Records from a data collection
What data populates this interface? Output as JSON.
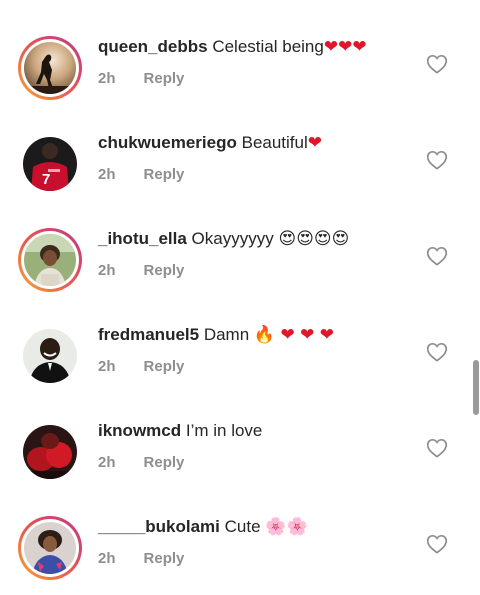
{
  "comments": [
    {
      "username": "queen_debbs",
      "text": "Celestial being",
      "emoji": "❤❤❤",
      "time": "2h",
      "reply_label": "Reply",
      "avatar": "silhouette-sunset",
      "ring": true
    },
    {
      "username": "chukwuemeriego",
      "text": "Beautiful",
      "emoji": "❤",
      "time": "2h",
      "reply_label": "Reply",
      "avatar": "red-jersey-7",
      "ring": false
    },
    {
      "username": "_ihotu_ella",
      "text": "Okayyyyyy",
      "emoji": "😍😍😍😍",
      "time": "2h",
      "reply_label": "Reply",
      "avatar": "woman-outdoors",
      "ring": true
    },
    {
      "username": "fredmanuel5",
      "text": "Damn",
      "emoji": "🔥 ❤ ❤ ❤",
      "time": "2h",
      "reply_label": "Reply",
      "avatar": "man-smiling",
      "ring": false
    },
    {
      "username": "iknowmcd",
      "text": "I’m in love",
      "emoji": "",
      "time": "2h",
      "reply_label": "Reply",
      "avatar": "red-dark-photo",
      "ring": false
    },
    {
      "username": "_____bukolami",
      "text": "Cute",
      "emoji": "🌸🌸",
      "time": "2h",
      "reply_label": "Reply",
      "avatar": "woman-portrait",
      "ring": true
    }
  ],
  "colors": {
    "text": "#262626",
    "meta": "#8e8e8e",
    "heart_outline": "#8e8e8e",
    "emoji_heart": "#e0162b"
  },
  "icons": {
    "like": "heart-outline-icon"
  }
}
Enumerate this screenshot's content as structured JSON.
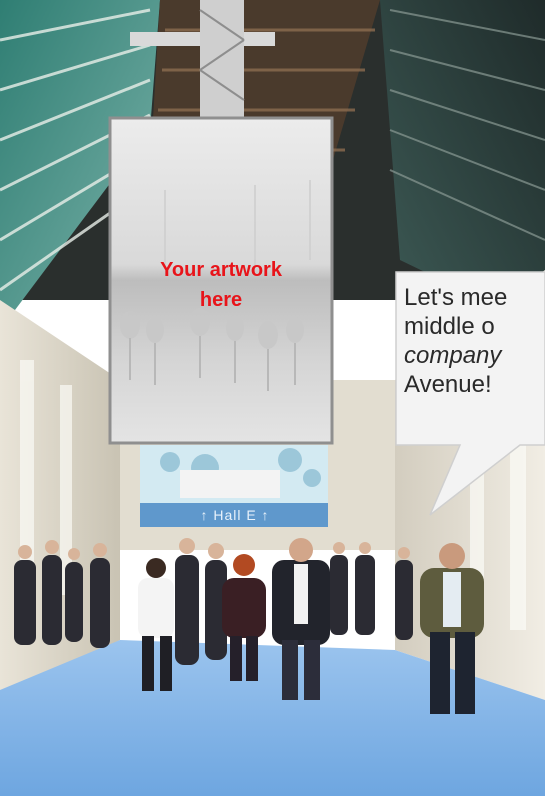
{
  "banner": {
    "line1": "Your artwork",
    "line2": "here"
  },
  "speech_bubble": {
    "line1": "Let's mee",
    "line2": "middle o",
    "line3": "company",
    "line4": "Avenue!"
  },
  "hall_sign": {
    "text": "↑   Hall E   ↑"
  },
  "colors": {
    "artwork_text": "#e8141a",
    "floor": "#7fb2e6",
    "roof_glass": "#3d8f82"
  }
}
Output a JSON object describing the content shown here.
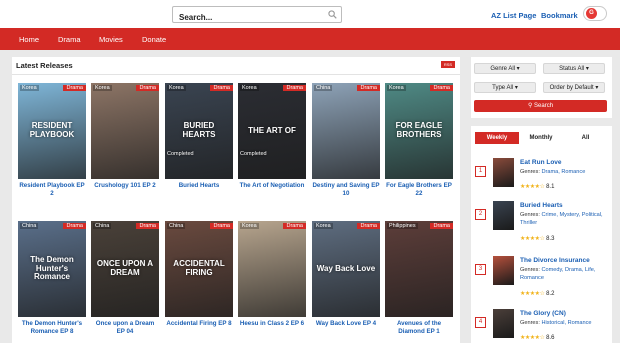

Given problem
Pictures stay out; repeat all the rest of the records exactly.

Result for this exercise
What data populates this interface? Output as JSON.
{
  "comments": [
    {
      "username": "queen_debbs",
      "text": "Celestial being",
      "emoji": "❤❤❤",
      "time": "2h",
      "reply_label": "Reply",
      "avatar": "silhouette-sunset",
      "ring": true
    },
    {
      "username": "chukwuemeriego",
      "text": "Beautiful",
      "emoji": "❤",
      "time": "2h",
      "reply_label": "Reply",
      "avatar": "red-jersey-7",
      "ring": false
    },
    {
      "username": "_ihotu_ella",
      "text": "Okayyyyyy",
      "emoji": "😍😍😍😍",
      "time": "2h",
      "reply_label": "Reply",
      "avatar": "woman-outdoors",
      "ring": true
    },
    {
      "username": "fredmanuel5",
      "text": "Damn",
      "emoji": "🔥 ❤ ❤ ❤",
      "time": "2h",
      "reply_label": "Reply",
      "avatar": "man-smiling",
      "ring": false
    },
    {
      "username": "iknowmcd",
      "text": "I’m in love",
      "emoji": "",
      "time": "2h",
      "reply_label": "Reply",
      "avatar": "red-dark-photo",
      "ring": false
    },
    {
      "username": "_____bukolami",
      "text": "Cute",
      "emoji": "🌸🌸",
      "time": "2h",
      "reply_label": "Reply",
      "avatar": "woman-portrait",
      "ring": true
    }
  ],
  "colors": {
    "text": "#262626",
    "meta": "#8e8e8e",
    "heart_outline": "#8e8e8e",
    "emoji_heart": "#e0162b"
  },
  "icons": {
    "like": "heart-outline-icon"
  }
}
Enumerate this screenshot's content as structured JSON.
{
  "banner": {
    "line1": "Your artwork",
    "line2": "here"
  },
  "speech_bubble": {
    "line1": "Let's mee",
    "line2": "middle o",
    "line3": "company",
    "line4": "Avenue!"
  },
  "hall_sign": {
    "text": "↑   Hall E   ↑"
  },
  "colors": {
    "artwork_text": "#e8141a",
    "floor": "#7fb2e6",
    "roof_glass": "#3d8f82"
  }
}
Output a JSON object describing the content shown here.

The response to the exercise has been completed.